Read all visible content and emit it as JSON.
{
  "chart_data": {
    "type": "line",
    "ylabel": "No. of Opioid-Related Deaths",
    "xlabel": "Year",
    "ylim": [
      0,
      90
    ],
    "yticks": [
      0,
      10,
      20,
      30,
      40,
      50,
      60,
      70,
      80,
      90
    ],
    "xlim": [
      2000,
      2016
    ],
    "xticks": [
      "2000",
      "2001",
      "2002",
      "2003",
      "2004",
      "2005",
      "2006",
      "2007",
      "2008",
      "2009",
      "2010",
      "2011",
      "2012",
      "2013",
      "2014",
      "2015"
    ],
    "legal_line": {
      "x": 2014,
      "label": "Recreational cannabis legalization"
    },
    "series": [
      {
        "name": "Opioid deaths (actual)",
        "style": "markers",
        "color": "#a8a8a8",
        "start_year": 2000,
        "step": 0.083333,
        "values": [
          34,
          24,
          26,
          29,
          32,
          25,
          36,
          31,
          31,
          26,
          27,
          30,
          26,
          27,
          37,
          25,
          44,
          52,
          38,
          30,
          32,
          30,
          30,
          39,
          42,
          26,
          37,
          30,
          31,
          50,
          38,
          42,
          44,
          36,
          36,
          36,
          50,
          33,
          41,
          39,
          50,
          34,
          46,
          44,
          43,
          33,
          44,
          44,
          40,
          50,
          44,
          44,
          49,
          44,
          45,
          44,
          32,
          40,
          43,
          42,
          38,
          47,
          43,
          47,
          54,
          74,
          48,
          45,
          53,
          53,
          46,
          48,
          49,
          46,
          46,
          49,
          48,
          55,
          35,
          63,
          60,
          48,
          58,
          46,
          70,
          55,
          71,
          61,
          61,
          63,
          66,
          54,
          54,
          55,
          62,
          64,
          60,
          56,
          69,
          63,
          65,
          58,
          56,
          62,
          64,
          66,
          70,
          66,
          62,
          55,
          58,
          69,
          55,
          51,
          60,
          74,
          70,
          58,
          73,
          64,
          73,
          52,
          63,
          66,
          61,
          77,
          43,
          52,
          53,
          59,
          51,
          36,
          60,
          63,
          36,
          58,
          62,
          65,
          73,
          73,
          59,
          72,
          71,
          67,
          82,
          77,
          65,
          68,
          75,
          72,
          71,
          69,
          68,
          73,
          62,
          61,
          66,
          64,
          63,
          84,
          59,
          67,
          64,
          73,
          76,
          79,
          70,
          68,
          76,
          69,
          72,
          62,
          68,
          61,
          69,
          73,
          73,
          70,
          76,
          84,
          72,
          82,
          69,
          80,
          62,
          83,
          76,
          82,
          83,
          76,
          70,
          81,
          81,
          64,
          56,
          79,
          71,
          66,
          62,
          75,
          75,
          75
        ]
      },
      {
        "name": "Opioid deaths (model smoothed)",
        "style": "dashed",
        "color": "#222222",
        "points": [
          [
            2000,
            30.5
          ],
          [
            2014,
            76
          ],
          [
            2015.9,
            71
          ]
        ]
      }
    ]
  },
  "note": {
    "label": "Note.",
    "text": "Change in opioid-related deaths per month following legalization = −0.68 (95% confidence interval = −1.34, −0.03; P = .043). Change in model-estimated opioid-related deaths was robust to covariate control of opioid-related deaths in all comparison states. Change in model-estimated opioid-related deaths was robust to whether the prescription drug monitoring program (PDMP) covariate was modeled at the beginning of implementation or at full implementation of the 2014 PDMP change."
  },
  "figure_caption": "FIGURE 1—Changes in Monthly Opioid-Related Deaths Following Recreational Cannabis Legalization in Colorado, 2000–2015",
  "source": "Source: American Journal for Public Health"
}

○ ○ ○

- _Description of the task_
Quote every record above exactly.

- _Exercise result_
Read all visible content and emit it as JSON.
{
  "chart_data": {
    "type": "line",
    "ylabel": "No. of Opioid-Related Deaths",
    "xlabel": "Year",
    "ylim": [
      0,
      90
    ],
    "yticks": [
      0,
      10,
      20,
      30,
      40,
      50,
      60,
      70,
      80,
      90
    ],
    "xlim": [
      2000,
      2016
    ],
    "xticks": [
      "2000",
      "2001",
      "2002",
      "2003",
      "2004",
      "2005",
      "2006",
      "2007",
      "2008",
      "2009",
      "2010",
      "2011",
      "2012",
      "2013",
      "2014",
      "2015"
    ],
    "legal_line": {
      "x": 2014,
      "label": "Recreational cannabis legalization"
    },
    "series": [
      {
        "name": "Opioid deaths (actual)",
        "style": "markers",
        "color": "#a8a8a8",
        "start_year": 2000,
        "step": 0.083333,
        "values": [
          34,
          24,
          26,
          29,
          32,
          25,
          36,
          31,
          31,
          26,
          27,
          30,
          26,
          27,
          37,
          25,
          44,
          52,
          38,
          30,
          32,
          30,
          30,
          39,
          42,
          26,
          37,
          30,
          31,
          50,
          38,
          42,
          44,
          36,
          36,
          36,
          50,
          33,
          41,
          39,
          50,
          34,
          46,
          44,
          43,
          33,
          44,
          44,
          40,
          50,
          44,
          44,
          49,
          44,
          45,
          44,
          32,
          40,
          43,
          42,
          38,
          47,
          43,
          47,
          54,
          74,
          48,
          45,
          53,
          53,
          46,
          48,
          49,
          46,
          46,
          49,
          48,
          55,
          35,
          63,
          60,
          48,
          58,
          46,
          70,
          55,
          71,
          61,
          61,
          63,
          66,
          54,
          54,
          55,
          62,
          64,
          60,
          56,
          69,
          63,
          65,
          58,
          56,
          62,
          64,
          66,
          70,
          66,
          62,
          55,
          58,
          69,
          55,
          51,
          60,
          74,
          70,
          58,
          73,
          64,
          73,
          52,
          63,
          66,
          61,
          77,
          43,
          52,
          53,
          59,
          51,
          36,
          60,
          63,
          36,
          58,
          62,
          65,
          73,
          73,
          59,
          72,
          71,
          67,
          82,
          77,
          65,
          68,
          75,
          72,
          71,
          69,
          68,
          73,
          62,
          61,
          66,
          64,
          63,
          84,
          59,
          67,
          64,
          73,
          76,
          79,
          70,
          68,
          76,
          69,
          72,
          62,
          68,
          61,
          69,
          73,
          73,
          70,
          76,
          84,
          72,
          82,
          69,
          80,
          62,
          83,
          76,
          82,
          83,
          76,
          70,
          81,
          81,
          64,
          56,
          79,
          71,
          66,
          62,
          75,
          75,
          75
        ]
      },
      {
        "name": "Opioid deaths (model smoothed)",
        "style": "dashed",
        "color": "#222222",
        "points": [
          [
            2000,
            30.5
          ],
          [
            2014,
            76
          ],
          [
            2015.9,
            71
          ]
        ]
      }
    ]
  },
  "note": {
    "label": "Note.",
    "text": "Change in opioid-related deaths per month following legalization = −0.68 (95% confidence interval = −1.34, −0.03; P = .043). Change in model-estimated opioid-related deaths was robust to covariate control of opioid-related deaths in all comparison states. Change in model-estimated opioid-related deaths was robust to whether the prescription drug monitoring program (PDMP) covariate was modeled at the beginning of implementation or at full implementation of the 2014 PDMP change."
  },
  "figure_caption": "FIGURE 1—Changes in Monthly Opioid-Related Deaths Following Recreational Cannabis Legalization in Colorado, 2000–2015",
  "source": "Source: American Journal for Public Health"
}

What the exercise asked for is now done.